-- START OF Exercise material --
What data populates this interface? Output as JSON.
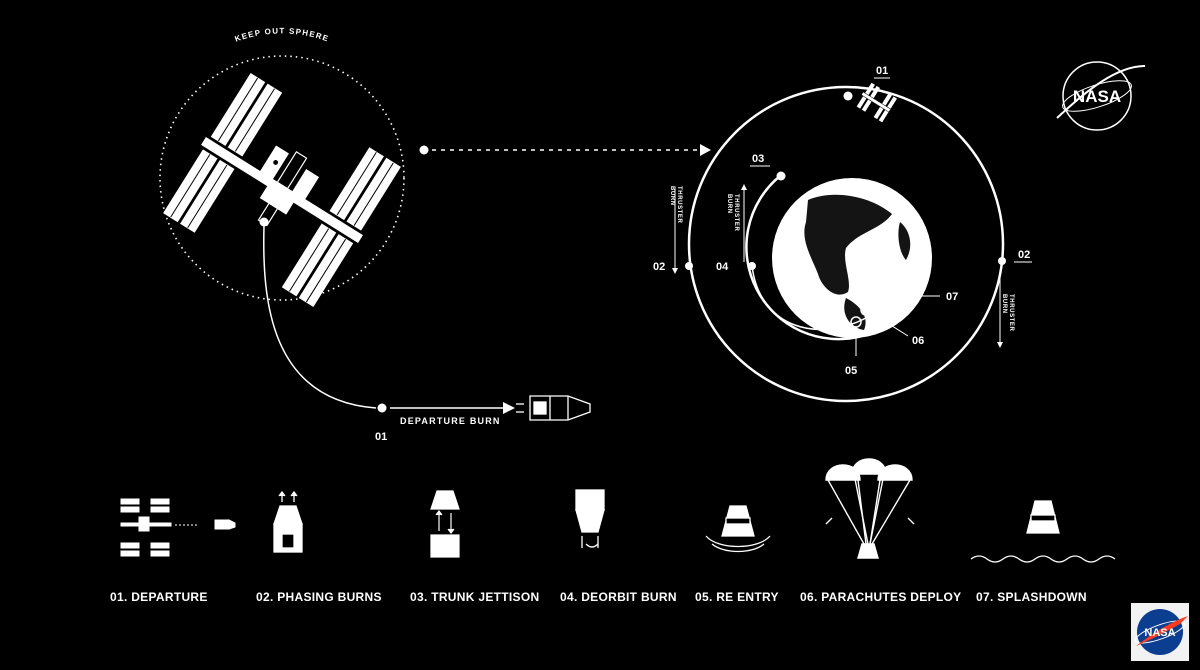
{
  "keep_out_sphere": "KEEP OUT SPHERE",
  "departure_burn": "DEPARTURE BURN",
  "thruster_burn_1": "THRUSTER",
  "thruster_burn_2": "BURN",
  "nasa_logo_text": "NASA",
  "orbit_markers": {
    "m01_top": "01",
    "m01_bottom": "01",
    "m02_left": "02",
    "m02_right": "02",
    "m03": "03",
    "m04": "04",
    "m05": "05",
    "m06": "06",
    "m07": "07"
  },
  "steps": [
    {
      "label": "01. DEPARTURE"
    },
    {
      "label": "02. PHASING BURNS"
    },
    {
      "label": "03. TRUNK JETTISON"
    },
    {
      "label": "04. DEORBIT BURN"
    },
    {
      "label": "05. RE ENTRY"
    },
    {
      "label": "06. PARACHUTES DEPLOY"
    },
    {
      "label": "07. SPLASHDOWN"
    }
  ],
  "colors": {
    "background": "#000000",
    "line": "#ffffff",
    "nasa_blue": "#0b3d91",
    "nasa_red": "#fc3d21"
  }
}
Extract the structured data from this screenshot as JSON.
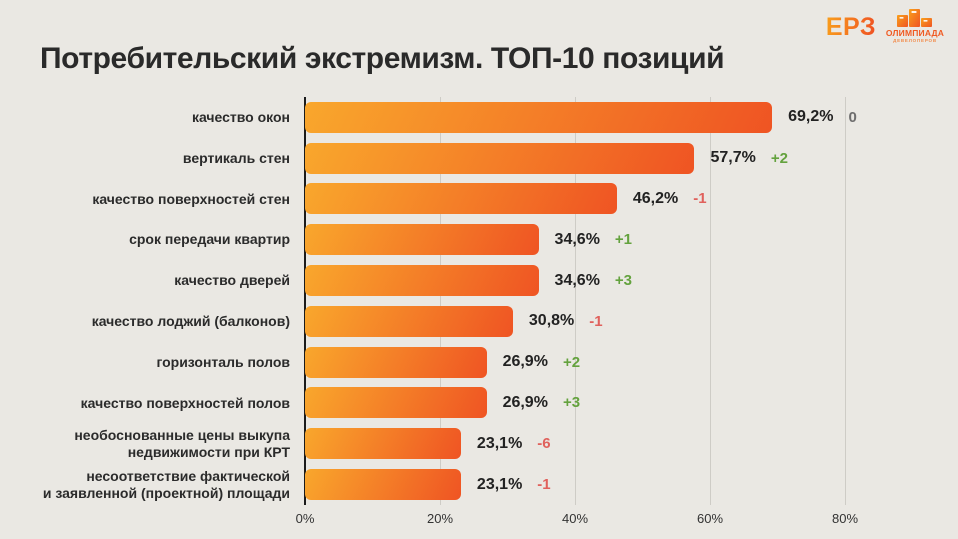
{
  "header": {
    "title": "Потребительский экстремизм. ТОП-10 позиций"
  },
  "logos": {
    "erz_label": "ЕРЗ",
    "olympiad_line1": "ОЛИМПИАДА",
    "olympiad_line2": "ДЕВЕЛОПЕРОВ"
  },
  "chart_data": {
    "type": "bar",
    "orientation": "horizontal",
    "title": "Потребительский экстремизм. ТОП-10 позиций",
    "categories": [
      "качество окон",
      "вертикаль стен",
      "качество  поверхностей  стен",
      "срок передачи квартир",
      "качество дверей",
      "качество лоджий (балконов)",
      "горизонталь полов",
      "качество  поверхностей  полов",
      "необоснованные цены выкупа\nнедвижимости при КРТ",
      "несоответствие фактической\nи заявленной (проектной) площади"
    ],
    "values": [
      69.2,
      57.7,
      46.2,
      34.6,
      34.6,
      30.8,
      26.9,
      26.9,
      23.1,
      23.1
    ],
    "value_labels": [
      "69,2%",
      "57,7%",
      "46,2%",
      "34,6%",
      "34,6%",
      "30,8%",
      "26,9%",
      "26,9%",
      "23,1%",
      "23,1%"
    ],
    "changes": [
      "0",
      "+2",
      "-1",
      "+1",
      "+3",
      "-1",
      "+2",
      "+3",
      "-6",
      "-1"
    ],
    "change_direction": [
      "neutral",
      "up",
      "down",
      "up",
      "up",
      "down",
      "up",
      "up",
      "down",
      "down"
    ],
    "xticks": [
      "0%",
      "20%",
      "40%",
      "60%",
      "80%"
    ],
    "xlim": [
      0,
      96
    ],
    "grid": true,
    "legend": false
  },
  "colors": {
    "background": "#EAE8E3",
    "bar_gradient_start": "#F9A72C",
    "bar_gradient_end": "#EF5423",
    "positive": "#64A23E",
    "negative": "#E0615C",
    "neutral": "#6E6E6E",
    "gridline": "#CECCC6",
    "axis": "#1B1B1B",
    "title_text": "#2A2A2A",
    "erz_orange": "#F05A22"
  }
}
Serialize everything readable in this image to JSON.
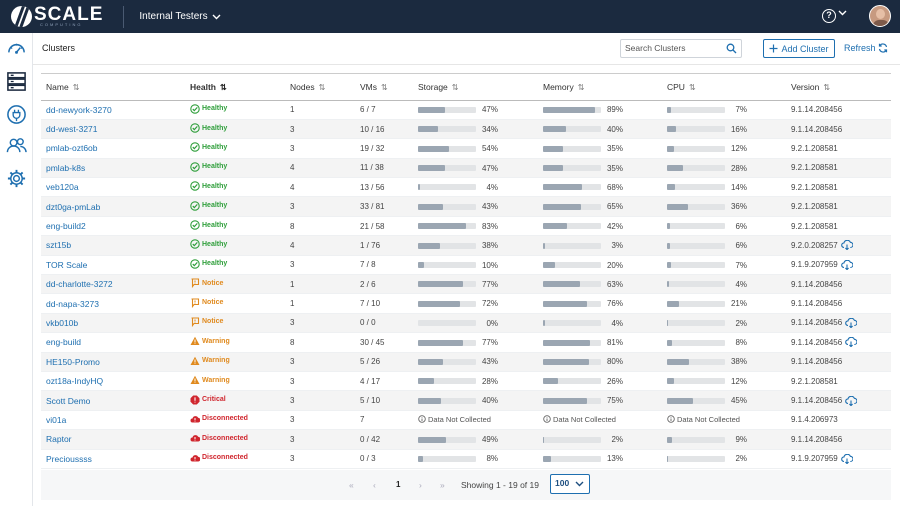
-- END OF Exercise material --
[What you need to do] For the listing above, identify each line bearing "поверхностей".

[Solution for this exercise]
      "качество  поверхностей  стен",
      "качество  поверхностей  полов",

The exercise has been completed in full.